Write out each of the items below word for word, without the pictures.

> _TASK DATA_:
....................
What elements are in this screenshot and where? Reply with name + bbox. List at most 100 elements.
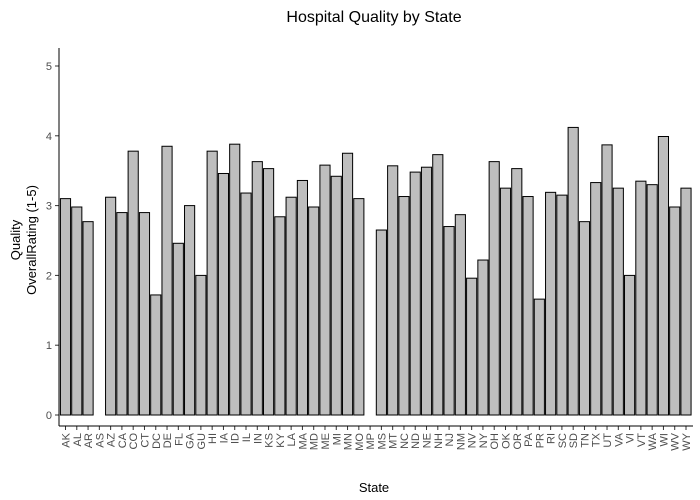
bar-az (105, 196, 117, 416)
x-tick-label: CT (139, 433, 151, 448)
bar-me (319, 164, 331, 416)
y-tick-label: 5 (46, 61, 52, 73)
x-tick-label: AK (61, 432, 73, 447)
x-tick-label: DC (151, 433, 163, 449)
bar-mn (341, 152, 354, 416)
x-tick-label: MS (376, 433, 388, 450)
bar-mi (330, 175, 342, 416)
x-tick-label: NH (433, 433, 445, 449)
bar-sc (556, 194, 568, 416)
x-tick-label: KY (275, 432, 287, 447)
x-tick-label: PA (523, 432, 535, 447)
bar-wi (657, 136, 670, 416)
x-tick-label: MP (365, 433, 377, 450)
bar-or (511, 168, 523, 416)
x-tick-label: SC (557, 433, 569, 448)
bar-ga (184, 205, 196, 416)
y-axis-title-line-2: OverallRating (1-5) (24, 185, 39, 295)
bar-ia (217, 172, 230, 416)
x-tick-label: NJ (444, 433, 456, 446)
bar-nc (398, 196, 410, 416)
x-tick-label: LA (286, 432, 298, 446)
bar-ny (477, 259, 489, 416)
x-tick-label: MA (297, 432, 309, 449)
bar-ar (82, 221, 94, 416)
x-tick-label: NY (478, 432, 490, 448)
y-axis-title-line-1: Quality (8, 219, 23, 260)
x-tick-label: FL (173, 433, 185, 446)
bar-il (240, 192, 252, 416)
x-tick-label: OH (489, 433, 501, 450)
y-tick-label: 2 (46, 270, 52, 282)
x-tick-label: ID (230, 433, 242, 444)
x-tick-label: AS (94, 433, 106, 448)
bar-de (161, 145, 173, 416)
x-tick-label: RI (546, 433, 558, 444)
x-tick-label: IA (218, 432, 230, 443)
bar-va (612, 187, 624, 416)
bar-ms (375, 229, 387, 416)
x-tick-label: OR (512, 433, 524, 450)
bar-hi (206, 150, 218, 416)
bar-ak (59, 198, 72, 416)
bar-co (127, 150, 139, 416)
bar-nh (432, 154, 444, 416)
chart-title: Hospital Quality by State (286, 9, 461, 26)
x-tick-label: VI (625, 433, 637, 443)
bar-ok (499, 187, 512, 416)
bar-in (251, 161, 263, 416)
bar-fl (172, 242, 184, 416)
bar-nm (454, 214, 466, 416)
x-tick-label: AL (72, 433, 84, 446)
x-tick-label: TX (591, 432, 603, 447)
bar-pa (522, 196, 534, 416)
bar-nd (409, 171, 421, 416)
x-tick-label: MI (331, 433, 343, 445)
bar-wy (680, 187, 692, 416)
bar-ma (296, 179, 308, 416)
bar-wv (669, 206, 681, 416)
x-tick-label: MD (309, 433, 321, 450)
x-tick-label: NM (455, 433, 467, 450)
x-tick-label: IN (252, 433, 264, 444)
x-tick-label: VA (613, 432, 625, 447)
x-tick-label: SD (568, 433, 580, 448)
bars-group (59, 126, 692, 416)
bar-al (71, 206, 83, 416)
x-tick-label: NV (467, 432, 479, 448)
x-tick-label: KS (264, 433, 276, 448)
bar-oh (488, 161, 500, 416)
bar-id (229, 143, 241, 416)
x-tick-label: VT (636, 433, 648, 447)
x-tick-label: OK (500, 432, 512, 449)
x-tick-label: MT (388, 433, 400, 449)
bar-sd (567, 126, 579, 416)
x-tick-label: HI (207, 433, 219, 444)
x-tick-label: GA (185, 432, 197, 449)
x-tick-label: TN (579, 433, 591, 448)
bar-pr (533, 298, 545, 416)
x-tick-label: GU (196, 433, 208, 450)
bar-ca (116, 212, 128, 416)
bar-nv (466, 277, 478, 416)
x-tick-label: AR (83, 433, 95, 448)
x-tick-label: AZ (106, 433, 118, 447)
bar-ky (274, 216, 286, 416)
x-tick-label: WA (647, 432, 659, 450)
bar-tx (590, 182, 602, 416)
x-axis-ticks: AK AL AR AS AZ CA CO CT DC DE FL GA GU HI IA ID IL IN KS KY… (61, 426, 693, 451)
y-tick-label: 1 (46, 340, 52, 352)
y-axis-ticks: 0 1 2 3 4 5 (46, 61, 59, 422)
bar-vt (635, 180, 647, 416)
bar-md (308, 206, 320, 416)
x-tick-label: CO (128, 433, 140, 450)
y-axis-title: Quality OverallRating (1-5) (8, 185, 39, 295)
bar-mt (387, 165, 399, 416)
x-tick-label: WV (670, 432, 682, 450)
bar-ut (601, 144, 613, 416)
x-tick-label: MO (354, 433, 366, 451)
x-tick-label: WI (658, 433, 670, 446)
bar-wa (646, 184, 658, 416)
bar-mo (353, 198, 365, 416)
....................
> _RESPONSE_:
What elements are in this screenshot and where? Reply with name + bbox. List at most 100 elements.
bar-az (105, 196, 117, 416)
x-tick-label: CT (139, 433, 151, 448)
bar-me (319, 164, 331, 416)
y-tick-label: 5 (46, 61, 52, 73)
x-tick-label: AK (61, 432, 73, 447)
x-tick-label: DC (151, 433, 163, 449)
bar-mn (341, 152, 354, 416)
x-tick-label: MS (376, 433, 388, 450)
bar-mi (330, 175, 342, 416)
x-tick-label: NH (433, 433, 445, 449)
bar-sc (556, 194, 568, 416)
x-tick-label: KY (275, 432, 287, 447)
x-tick-label: PA (523, 432, 535, 447)
bar-wi (657, 136, 670, 416)
x-tick-label: MP (365, 433, 377, 450)
bar-or (511, 168, 523, 416)
x-tick-label: SC (557, 433, 569, 448)
bar-ga (184, 205, 196, 416)
y-axis-title-line-2: OverallRating (1-5) (24, 185, 39, 295)
bar-ia (217, 172, 230, 416)
x-tick-label: NJ (444, 433, 456, 446)
bar-nc (398, 196, 410, 416)
x-tick-label: LA (286, 432, 298, 446)
bar-ny (477, 259, 489, 416)
x-tick-label: MA (297, 432, 309, 449)
bar-ar (82, 221, 94, 416)
x-tick-label: NY (478, 432, 490, 448)
y-axis-title-line-1: Quality (8, 219, 23, 260)
x-tick-label: FL (173, 433, 185, 446)
bar-il (240, 192, 252, 416)
x-tick-label: OH (489, 433, 501, 450)
y-tick-label: 2 (46, 270, 52, 282)
x-tick-label: ID (230, 433, 242, 444)
x-tick-label: AS (94, 433, 106, 448)
bar-de (161, 145, 173, 416)
x-tick-label: RI (546, 433, 558, 444)
x-tick-label: IA (218, 432, 230, 443)
bar-va (612, 187, 624, 416)
bar-ms (375, 229, 387, 416)
x-tick-label: OR (512, 433, 524, 450)
bar-hi (206, 150, 218, 416)
bar-ak (59, 198, 72, 416)
bar-co (127, 150, 139, 416)
bar-nh (432, 154, 444, 416)
chart-title: Hospital Quality by State (286, 9, 461, 26)
x-tick-label: VI (625, 433, 637, 443)
bar-ok (499, 187, 512, 416)
bar-in (251, 161, 263, 416)
bar-fl (172, 242, 184, 416)
bar-nm (454, 214, 466, 416)
x-tick-label: AL (72, 433, 84, 446)
x-tick-label: TX (591, 432, 603, 447)
bar-pa (522, 196, 534, 416)
bar-nd (409, 171, 421, 416)
x-tick-label: MI (331, 433, 343, 445)
bar-wy (680, 187, 692, 416)
bar-ma (296, 179, 308, 416)
bar-wv (669, 206, 681, 416)
x-tick-label: MD (309, 433, 321, 450)
x-tick-label: NM (455, 433, 467, 450)
x-tick-label: IN (252, 433, 264, 444)
x-tick-label: VA (613, 432, 625, 447)
x-tick-label: SD (568, 433, 580, 448)
bars-group (59, 126, 692, 416)
bar-al (71, 206, 83, 416)
x-tick-label: NV (467, 432, 479, 448)
x-tick-label: KS (264, 433, 276, 448)
bar-oh (488, 161, 500, 416)
bar-id (229, 143, 241, 416)
x-tick-label: VT (636, 433, 648, 447)
x-tick-label: OK (500, 432, 512, 449)
x-tick-label: MT (388, 433, 400, 449)
bar-sd (567, 126, 579, 416)
x-tick-label: HI (207, 433, 219, 444)
x-tick-label: GA (185, 432, 197, 449)
x-tick-label: TN (579, 433, 591, 448)
bar-pr (533, 298, 545, 416)
x-tick-label: GU (196, 433, 208, 450)
bar-ca (116, 212, 128, 416)
bar-nv (466, 277, 478, 416)
x-tick-label: AR (83, 433, 95, 448)
x-tick-label: AZ (106, 433, 118, 447)
bar-ky (274, 216, 286, 416)
x-tick-label: WA (647, 432, 659, 450)
bar-tx (590, 182, 602, 416)
x-axis-ticks: AK AL AR AS AZ CA CO CT DC DE FL GA GU HI IA ID IL IN KS KY… (61, 426, 693, 451)
y-tick-label: 1 (46, 340, 52, 352)
y-axis-ticks: 0 1 2 3 4 5 (46, 61, 59, 422)
bar-vt (635, 180, 647, 416)
bar-md (308, 206, 320, 416)
x-tick-label: CO (128, 433, 140, 450)
y-axis-title: Quality OverallRating (1-5) (8, 185, 39, 295)
bar-mt (387, 165, 399, 416)
x-tick-label: WV (670, 432, 682, 450)
bar-ut (601, 144, 613, 416)
x-tick-label: MO (354, 433, 366, 451)
x-tick-label: WI (658, 433, 670, 446)
bar-wa (646, 184, 658, 416)
bar-mo (353, 198, 365, 416)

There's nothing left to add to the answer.